[Stored items]

>>>

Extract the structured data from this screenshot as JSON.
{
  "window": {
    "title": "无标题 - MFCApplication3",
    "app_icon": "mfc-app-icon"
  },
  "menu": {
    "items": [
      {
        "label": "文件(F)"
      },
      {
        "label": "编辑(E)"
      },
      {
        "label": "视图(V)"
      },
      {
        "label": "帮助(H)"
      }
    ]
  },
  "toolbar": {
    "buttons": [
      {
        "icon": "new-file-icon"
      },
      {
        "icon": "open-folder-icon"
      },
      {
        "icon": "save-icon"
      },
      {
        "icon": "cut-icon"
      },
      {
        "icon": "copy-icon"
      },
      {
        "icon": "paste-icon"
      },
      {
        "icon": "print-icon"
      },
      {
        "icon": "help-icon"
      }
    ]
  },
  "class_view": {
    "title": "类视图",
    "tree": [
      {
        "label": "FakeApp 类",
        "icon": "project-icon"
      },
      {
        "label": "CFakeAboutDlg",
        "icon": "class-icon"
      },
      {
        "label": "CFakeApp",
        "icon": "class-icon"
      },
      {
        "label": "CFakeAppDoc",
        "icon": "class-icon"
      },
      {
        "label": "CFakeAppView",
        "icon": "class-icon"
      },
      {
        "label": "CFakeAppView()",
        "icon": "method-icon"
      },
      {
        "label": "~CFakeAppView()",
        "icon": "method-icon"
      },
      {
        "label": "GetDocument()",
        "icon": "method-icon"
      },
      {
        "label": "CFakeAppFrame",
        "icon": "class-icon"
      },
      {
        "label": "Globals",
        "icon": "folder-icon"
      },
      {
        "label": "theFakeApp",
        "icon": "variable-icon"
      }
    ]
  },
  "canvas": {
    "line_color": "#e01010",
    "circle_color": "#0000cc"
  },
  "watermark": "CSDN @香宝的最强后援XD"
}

<<<

Please set down all the data word for word.

Extract the structured data from this screenshot as JSON.
{
  "window": {
    "title": "无标题 - MFCApplication3",
    "app_icon": "mfc-app-icon"
  },
  "menu": {
    "items": [
      {
        "label": "文件(F)"
      },
      {
        "label": "编辑(E)"
      },
      {
        "label": "视图(V)"
      },
      {
        "label": "帮助(H)"
      }
    ]
  },
  "toolbar": {
    "buttons": [
      {
        "icon": "new-file-icon"
      },
      {
        "icon": "open-folder-icon"
      },
      {
        "icon": "save-icon"
      },
      {
        "icon": "cut-icon"
      },
      {
        "icon": "copy-icon"
      },
      {
        "icon": "paste-icon"
      },
      {
        "icon": "print-icon"
      },
      {
        "icon": "help-icon"
      }
    ]
  },
  "class_view": {
    "title": "类视图",
    "tree": [
      {
        "label": "FakeApp 类",
        "icon": "project-icon"
      },
      {
        "label": "CFakeAboutDlg",
        "icon": "class-icon"
      },
      {
        "label": "CFakeApp",
        "icon": "class-icon"
      },
      {
        "label": "CFakeAppDoc",
        "icon": "class-icon"
      },
      {
        "label": "CFakeAppView",
        "icon": "class-icon"
      },
      {
        "label": "CFakeAppView()",
        "icon": "method-icon"
      },
      {
        "label": "~CFakeAppView()",
        "icon": "method-icon"
      },
      {
        "label": "GetDocument()",
        "icon": "method-icon"
      },
      {
        "label": "CFakeAppFrame",
        "icon": "class-icon"
      },
      {
        "label": "Globals",
        "icon": "folder-icon"
      },
      {
        "label": "theFakeApp",
        "icon": "variable-icon"
      }
    ]
  },
  "canvas": {
    "line_color": "#e01010",
    "circle_color": "#0000cc"
  },
  "watermark": "CSDN @香宝的最强后援XD"
}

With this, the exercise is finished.